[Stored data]

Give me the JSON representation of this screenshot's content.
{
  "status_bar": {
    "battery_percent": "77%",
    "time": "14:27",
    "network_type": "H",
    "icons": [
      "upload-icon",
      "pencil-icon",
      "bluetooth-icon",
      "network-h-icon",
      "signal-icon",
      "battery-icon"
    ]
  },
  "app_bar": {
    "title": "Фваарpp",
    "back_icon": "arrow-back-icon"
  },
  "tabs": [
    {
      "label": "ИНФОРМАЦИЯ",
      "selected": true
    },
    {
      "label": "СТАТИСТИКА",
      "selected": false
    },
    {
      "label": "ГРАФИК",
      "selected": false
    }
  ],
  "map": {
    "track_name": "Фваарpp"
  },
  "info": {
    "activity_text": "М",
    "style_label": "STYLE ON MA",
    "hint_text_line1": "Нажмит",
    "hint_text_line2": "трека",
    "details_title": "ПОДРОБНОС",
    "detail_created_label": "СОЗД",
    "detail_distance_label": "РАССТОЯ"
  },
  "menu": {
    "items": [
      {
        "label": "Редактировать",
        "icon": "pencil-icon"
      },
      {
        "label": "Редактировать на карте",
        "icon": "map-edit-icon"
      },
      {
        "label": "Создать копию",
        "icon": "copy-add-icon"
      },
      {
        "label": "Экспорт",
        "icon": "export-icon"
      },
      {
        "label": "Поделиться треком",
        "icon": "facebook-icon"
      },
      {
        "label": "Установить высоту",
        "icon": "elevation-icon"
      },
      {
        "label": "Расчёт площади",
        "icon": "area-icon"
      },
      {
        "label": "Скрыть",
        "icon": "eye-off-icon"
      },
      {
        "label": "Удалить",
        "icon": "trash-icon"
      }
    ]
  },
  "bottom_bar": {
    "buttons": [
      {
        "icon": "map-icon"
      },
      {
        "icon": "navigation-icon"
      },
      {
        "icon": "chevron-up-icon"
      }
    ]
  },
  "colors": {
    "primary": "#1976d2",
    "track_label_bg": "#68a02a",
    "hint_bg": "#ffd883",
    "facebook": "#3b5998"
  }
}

**Short exercise**
Write out every line from the entries where "Редактировать" appears.

**Solution**
        "label": "Редактировать",
        "label": "Редактировать на карте",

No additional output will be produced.